··· MATERIAL PROVIDED ···
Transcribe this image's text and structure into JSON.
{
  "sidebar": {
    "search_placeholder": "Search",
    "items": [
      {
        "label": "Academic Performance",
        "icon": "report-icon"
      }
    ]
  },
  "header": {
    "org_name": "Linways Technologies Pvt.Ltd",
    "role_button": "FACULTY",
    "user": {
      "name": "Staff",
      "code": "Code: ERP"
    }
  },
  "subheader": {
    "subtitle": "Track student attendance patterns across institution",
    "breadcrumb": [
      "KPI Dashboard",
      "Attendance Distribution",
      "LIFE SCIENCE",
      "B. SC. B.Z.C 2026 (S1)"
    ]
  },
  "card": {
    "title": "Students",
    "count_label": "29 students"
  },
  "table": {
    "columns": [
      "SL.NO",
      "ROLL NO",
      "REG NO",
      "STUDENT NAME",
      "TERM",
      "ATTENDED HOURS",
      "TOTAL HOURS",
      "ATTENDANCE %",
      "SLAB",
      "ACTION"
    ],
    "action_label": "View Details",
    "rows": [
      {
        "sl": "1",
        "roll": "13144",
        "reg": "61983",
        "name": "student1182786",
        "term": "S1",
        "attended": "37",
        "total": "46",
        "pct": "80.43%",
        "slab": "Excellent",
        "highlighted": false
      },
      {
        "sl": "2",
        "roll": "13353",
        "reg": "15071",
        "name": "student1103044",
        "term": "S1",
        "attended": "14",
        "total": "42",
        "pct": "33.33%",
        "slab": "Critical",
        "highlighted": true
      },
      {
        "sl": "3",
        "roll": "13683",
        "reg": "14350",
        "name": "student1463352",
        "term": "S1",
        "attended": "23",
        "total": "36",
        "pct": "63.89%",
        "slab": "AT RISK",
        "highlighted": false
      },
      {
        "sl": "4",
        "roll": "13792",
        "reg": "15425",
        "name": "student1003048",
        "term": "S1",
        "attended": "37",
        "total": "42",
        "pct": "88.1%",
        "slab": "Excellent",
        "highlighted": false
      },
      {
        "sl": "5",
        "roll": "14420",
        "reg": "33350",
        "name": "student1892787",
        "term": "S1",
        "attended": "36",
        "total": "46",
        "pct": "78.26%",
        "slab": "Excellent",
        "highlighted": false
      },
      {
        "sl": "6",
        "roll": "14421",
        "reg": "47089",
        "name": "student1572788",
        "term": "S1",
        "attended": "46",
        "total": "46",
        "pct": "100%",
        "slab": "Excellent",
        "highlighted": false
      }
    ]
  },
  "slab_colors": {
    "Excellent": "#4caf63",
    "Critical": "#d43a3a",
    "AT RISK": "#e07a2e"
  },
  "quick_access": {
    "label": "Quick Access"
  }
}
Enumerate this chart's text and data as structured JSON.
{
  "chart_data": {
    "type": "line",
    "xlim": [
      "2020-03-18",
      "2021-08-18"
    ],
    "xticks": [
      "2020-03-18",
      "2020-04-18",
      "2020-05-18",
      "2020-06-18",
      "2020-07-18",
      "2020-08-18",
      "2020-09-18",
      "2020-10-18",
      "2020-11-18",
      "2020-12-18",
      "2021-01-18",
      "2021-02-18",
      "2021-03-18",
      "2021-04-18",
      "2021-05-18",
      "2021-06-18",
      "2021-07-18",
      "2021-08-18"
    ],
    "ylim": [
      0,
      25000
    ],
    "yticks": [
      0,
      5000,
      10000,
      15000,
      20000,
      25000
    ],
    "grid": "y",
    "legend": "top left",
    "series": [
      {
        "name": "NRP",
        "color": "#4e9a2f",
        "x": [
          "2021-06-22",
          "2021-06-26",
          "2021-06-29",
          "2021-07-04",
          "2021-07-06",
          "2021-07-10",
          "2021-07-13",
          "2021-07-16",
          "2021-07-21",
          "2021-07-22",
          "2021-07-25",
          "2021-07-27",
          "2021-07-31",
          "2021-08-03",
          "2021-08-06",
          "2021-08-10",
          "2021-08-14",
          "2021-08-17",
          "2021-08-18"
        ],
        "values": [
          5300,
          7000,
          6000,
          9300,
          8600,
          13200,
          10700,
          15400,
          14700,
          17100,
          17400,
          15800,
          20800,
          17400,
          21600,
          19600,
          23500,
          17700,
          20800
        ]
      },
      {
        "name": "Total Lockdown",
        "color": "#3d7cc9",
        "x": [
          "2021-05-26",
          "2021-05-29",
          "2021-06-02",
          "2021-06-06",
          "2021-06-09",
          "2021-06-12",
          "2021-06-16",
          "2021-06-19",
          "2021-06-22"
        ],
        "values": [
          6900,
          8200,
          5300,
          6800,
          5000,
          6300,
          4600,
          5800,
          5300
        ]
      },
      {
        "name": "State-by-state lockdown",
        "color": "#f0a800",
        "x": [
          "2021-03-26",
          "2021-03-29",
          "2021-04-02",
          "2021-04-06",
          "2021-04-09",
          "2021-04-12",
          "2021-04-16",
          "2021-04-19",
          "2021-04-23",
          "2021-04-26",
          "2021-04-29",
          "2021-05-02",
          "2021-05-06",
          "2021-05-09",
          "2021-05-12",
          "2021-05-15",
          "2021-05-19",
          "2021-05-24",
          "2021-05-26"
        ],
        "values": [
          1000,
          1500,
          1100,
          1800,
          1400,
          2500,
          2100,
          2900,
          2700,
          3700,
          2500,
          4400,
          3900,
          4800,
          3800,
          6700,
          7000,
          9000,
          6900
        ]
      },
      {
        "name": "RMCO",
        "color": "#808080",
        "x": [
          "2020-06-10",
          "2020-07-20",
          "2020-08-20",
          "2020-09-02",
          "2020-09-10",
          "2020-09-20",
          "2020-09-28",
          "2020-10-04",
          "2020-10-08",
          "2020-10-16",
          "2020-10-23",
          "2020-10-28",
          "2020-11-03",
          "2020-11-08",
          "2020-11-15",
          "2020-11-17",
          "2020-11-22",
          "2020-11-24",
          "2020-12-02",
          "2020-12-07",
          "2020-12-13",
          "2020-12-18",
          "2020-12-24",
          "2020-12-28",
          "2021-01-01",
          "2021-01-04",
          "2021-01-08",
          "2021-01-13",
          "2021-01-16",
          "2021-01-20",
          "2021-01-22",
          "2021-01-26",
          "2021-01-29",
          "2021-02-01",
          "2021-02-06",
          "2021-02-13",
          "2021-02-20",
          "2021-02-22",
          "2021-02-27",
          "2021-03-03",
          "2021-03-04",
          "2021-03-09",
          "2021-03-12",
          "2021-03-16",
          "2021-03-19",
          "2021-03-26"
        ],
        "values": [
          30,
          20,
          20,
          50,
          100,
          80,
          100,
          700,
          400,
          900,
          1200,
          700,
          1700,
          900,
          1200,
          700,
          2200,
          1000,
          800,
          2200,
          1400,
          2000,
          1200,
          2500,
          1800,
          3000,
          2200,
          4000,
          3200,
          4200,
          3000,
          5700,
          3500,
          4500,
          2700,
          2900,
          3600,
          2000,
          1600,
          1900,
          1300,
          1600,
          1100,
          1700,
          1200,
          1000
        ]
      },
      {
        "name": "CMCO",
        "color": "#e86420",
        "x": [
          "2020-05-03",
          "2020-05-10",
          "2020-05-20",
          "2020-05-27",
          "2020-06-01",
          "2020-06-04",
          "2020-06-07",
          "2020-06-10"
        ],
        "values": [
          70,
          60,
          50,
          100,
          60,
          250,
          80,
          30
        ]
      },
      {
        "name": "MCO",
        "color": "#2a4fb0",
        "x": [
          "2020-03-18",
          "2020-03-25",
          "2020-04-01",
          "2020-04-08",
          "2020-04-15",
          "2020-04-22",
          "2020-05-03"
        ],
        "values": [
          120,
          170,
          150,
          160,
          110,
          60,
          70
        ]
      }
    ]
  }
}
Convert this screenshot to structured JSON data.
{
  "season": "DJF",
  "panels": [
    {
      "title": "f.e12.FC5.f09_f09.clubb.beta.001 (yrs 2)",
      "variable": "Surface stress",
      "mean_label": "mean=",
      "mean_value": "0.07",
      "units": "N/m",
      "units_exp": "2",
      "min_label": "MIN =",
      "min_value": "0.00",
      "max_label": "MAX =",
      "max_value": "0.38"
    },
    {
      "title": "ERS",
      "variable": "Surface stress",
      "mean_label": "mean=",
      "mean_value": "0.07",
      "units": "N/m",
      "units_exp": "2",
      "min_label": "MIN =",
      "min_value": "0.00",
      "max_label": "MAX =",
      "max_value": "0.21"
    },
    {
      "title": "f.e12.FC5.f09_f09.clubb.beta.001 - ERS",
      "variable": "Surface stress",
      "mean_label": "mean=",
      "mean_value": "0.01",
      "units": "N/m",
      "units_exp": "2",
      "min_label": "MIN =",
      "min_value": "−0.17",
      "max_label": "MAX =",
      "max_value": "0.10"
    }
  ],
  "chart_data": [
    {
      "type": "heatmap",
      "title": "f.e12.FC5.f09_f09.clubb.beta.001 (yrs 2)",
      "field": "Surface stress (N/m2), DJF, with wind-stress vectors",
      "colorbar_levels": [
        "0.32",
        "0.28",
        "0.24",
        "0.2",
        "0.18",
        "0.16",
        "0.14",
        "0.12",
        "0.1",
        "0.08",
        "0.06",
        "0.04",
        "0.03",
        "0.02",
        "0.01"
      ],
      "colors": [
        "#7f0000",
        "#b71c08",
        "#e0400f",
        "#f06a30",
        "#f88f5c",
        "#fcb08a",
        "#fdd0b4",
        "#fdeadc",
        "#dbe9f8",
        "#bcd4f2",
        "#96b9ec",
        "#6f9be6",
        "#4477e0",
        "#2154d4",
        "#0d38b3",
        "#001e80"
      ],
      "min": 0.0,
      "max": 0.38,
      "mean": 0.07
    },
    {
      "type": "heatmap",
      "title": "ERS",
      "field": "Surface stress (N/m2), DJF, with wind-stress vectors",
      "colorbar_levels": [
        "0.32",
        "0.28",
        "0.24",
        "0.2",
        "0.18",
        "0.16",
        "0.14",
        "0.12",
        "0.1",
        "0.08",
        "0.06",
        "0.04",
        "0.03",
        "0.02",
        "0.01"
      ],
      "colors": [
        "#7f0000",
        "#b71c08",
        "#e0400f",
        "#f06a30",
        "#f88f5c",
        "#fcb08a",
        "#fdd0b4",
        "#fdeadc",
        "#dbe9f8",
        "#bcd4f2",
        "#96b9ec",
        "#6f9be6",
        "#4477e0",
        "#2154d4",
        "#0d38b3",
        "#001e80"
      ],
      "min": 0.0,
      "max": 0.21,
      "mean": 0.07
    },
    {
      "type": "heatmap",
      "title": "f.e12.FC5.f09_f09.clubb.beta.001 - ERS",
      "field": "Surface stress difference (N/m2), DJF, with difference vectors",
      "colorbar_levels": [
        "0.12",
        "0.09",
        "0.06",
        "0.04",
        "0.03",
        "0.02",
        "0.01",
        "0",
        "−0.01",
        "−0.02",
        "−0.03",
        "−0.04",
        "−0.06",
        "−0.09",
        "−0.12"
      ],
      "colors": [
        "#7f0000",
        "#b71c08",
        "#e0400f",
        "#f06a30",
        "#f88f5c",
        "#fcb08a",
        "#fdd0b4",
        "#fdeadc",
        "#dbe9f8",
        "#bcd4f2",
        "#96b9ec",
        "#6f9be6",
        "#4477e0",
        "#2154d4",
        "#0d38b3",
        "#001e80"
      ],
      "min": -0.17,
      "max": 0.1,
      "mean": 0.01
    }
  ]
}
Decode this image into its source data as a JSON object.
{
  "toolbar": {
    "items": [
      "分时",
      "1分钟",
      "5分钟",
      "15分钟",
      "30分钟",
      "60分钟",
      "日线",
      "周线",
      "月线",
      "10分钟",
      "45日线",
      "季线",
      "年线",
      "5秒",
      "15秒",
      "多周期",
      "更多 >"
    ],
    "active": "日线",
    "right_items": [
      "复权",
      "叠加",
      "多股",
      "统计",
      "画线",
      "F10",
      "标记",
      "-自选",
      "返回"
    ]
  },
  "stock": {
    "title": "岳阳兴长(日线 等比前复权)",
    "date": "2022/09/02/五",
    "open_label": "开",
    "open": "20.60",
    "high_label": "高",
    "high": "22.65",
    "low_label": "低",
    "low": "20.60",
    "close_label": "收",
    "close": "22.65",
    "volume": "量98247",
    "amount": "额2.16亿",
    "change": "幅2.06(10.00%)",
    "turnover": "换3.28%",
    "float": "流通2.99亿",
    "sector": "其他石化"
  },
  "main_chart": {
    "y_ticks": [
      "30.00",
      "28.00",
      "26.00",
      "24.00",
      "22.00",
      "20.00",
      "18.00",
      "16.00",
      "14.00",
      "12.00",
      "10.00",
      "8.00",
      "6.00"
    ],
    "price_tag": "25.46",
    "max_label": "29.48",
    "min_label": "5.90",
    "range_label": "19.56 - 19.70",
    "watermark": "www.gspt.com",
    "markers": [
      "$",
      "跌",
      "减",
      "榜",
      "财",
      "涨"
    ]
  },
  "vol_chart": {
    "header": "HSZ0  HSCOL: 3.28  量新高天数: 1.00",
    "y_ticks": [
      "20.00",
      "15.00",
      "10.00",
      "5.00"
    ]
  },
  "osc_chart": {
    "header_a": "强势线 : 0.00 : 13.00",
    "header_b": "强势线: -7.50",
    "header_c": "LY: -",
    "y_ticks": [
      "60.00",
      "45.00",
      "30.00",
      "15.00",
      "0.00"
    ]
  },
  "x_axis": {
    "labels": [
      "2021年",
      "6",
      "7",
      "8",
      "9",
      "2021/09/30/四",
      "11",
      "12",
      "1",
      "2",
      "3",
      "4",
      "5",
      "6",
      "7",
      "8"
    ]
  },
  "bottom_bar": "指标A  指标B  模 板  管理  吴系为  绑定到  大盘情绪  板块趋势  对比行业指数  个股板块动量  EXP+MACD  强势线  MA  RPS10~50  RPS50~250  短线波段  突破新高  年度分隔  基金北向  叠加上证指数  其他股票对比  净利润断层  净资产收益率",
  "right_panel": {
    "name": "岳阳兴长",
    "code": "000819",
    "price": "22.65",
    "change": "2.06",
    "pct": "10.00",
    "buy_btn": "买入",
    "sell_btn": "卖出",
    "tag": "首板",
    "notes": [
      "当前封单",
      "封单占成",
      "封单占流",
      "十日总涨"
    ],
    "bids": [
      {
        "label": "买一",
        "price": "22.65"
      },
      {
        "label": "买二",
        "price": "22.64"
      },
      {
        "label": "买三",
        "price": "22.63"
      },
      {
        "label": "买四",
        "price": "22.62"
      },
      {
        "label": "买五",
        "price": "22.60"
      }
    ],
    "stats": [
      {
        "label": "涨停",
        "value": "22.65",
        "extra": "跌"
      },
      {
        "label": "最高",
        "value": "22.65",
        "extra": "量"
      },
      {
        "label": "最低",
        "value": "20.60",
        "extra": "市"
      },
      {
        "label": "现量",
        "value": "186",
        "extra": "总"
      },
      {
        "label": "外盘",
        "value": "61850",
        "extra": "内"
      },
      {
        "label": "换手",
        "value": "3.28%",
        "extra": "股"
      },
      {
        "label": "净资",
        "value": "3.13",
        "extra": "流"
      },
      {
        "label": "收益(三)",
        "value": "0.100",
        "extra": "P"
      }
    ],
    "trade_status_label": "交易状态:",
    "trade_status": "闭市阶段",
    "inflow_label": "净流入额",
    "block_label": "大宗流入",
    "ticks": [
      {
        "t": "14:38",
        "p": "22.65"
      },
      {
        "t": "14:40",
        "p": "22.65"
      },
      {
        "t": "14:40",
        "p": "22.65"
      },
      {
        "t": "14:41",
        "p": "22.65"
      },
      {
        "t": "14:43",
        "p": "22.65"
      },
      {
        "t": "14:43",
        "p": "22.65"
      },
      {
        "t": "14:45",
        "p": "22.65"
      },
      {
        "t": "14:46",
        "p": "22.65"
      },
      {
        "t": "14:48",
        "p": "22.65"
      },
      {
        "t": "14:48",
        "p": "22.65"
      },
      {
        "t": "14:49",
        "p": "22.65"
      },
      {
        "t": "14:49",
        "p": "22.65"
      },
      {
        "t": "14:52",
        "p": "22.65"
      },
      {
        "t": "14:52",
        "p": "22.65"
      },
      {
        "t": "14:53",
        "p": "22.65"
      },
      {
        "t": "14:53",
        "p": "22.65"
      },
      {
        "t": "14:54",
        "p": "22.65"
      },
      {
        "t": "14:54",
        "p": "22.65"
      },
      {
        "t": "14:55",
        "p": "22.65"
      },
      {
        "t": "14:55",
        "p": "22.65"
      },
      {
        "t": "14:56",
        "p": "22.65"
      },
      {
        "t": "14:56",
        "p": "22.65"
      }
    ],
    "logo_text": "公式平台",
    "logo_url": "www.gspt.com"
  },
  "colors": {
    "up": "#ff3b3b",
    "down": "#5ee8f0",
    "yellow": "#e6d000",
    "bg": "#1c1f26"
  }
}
···
Keep only the lines that hold the string "this", and copy them out.

Transcribe this image's text and structure into JSON.
Enumerate this chart's text and data as structured JSON.
Convert this screenshot to structured JSON data.
Decode this image into its source data as a JSON object.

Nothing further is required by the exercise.